» Статья:
>>>>>

Львы и гепарды

В те годы, когда львица Эльса, а затем гепард Пиппа жили у нас, у меня были исключительные возможности для зарисовки этих прекрасных созданий.[3]

Многие часы, когда они играли или спали, я проводила рядом с ними и настолько хорошо изучила их повадки, что вскоре могла распознать малейшее изменение их настроения.

О перемене настроения можно было догадаться не только по тому, какую форму принимали очертания их губ, как они раздували ноздри или ставили уши и головы, но и по выражению их глаз. У отдыхающих животных глаза были мягкими и теплыми, но при малейшем беспокойстве они мгновенно становились жесткими, а зрачки сокращались до размера булавочной головки. Напротив, когда животные находились в состоянии сильного возбуждения, например, беспокоились о своих детенышах, их зрачки становились такими огромными, что красивая, янтарного цвета радужная оболочка уменьшалась до самой своей границы и становилась похожей на тонкую рамку, на ее месте появлялась глубокая чернота.

Я часто задавала себе вопрос, как круглые зрачки, столь характерные для диких кошек, могли превратиться в зрачки-щели, свойственные домашним кошкам.

Эльсу рисовать было гораздо легче, чем Пнппу. Причина крылась, вероятие, в различии характера этих двух видов животных. Львы, которые являются для меня олицетворением чувства собственного достоинства, очень самоуверенны и, кроме того, ленивы. Гепарды же всегда находятся с очень напряженном состоянии, начеку. Мне они кажутся поистине воплощением изящества.

И Эльса и Пиппа были очень ласковыми, но Эльса открыто проявляла свои чувства, вероятно, потому, что она принадлежала к животным, которые живут не только в одиночку, но и группами, а Пнппа относилась к животным, ведущим одиночный образ жизни. Она была гораздо более сдержанна и в присутствии посторонних не проявляла свою привязанность.

Однако, когда мы играли все вместе, их объединяло чувство особой осторожности, и они старались не оцарапать меня. Если же нечаянно они все же задевали меня и появлялась кровь, то это, казалось, огорчало их больше, чем меня.

<<<<<

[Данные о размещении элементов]

>>>>>

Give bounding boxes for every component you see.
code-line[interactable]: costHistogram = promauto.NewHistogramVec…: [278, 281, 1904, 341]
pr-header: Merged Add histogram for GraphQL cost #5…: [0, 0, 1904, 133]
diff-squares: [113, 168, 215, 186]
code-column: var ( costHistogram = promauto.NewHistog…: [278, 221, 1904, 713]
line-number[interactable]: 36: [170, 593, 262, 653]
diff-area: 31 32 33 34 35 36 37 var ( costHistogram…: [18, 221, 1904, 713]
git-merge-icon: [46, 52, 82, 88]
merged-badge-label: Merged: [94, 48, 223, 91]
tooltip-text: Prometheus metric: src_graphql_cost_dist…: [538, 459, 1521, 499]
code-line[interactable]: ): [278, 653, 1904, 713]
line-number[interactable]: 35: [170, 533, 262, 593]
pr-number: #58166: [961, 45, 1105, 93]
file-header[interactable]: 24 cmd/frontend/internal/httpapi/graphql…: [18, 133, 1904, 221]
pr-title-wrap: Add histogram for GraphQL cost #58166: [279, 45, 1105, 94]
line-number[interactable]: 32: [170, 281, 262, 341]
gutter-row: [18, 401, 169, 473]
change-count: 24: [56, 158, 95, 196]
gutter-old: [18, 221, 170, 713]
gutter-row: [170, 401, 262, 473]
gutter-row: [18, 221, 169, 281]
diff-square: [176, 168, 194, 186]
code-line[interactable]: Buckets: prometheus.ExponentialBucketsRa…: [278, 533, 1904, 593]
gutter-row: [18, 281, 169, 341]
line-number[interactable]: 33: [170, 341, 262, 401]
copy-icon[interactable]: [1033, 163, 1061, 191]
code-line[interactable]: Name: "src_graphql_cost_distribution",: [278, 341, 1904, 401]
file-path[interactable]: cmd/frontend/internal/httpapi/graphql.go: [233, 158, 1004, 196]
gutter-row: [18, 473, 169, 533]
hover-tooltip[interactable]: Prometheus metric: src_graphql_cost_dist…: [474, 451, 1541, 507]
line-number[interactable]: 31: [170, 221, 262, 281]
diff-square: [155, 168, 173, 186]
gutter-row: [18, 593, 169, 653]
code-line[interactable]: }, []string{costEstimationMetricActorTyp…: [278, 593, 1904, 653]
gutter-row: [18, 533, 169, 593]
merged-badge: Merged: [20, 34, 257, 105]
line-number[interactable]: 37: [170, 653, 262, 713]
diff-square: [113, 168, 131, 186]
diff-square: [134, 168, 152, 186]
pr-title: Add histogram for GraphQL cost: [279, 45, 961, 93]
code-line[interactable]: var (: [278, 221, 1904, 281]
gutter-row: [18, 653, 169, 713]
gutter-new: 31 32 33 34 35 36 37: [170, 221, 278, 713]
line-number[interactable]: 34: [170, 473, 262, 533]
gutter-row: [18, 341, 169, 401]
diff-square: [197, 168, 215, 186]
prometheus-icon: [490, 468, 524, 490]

<<<<<

» Задания:
**1)** Почему, согласно статье о львах и гепардах, Эльса открыто проявляла свои чувства, а Пиппа была сдержаннее? Ответьте в одном-трех предложениях.
**2)** Повторите дословно фрагмент статьи о львах и гепардах от слов "Я часто задавала" до слов "проявляла свою привязанность.".

» Ответы к задачам:
**1)** Эльса открыто проявляла чувства, вероятно, потому, что принадлежала к животным, которые живут не только в одиночку, но и группами. Пиппа же относилась к животным, ведущим одиночный образ жизни, поэтому была гораздо сдержаннее и при посторонних не проявляла привязанности.

**2)**
Я часто задавала себе вопрос, как круглые зрачки, столь характерные для диких кошек, могли превратиться в зрачки-щели, свойственные домашним кошкам.

Эльсу рисовать было гораздо легче, чем Пнппу. Причина крылась, вероятие, в различии характера этих двух видов животных. Львы, которые являются для меня олицетворением чувства собственного достоинства, очень самоуверенны и, кроме того, ленивы. Гепарды же всегда находятся с очень напряженном состоянии, начеку. Мне они кажутся поистине воплощением изящества.

И Эльса и Пиппа были очень ласковыми, но Эльса открыто проявляла свои чувства, вероятно, потому, что она принадлежала к животным, которые живут не только в одиночку, но и группами, а Пнппа относилась к животным, ведущим одиночный образ жизни. Она была гораздо более сдержанна и в присутствии посторонних не проявляла свою привязанность.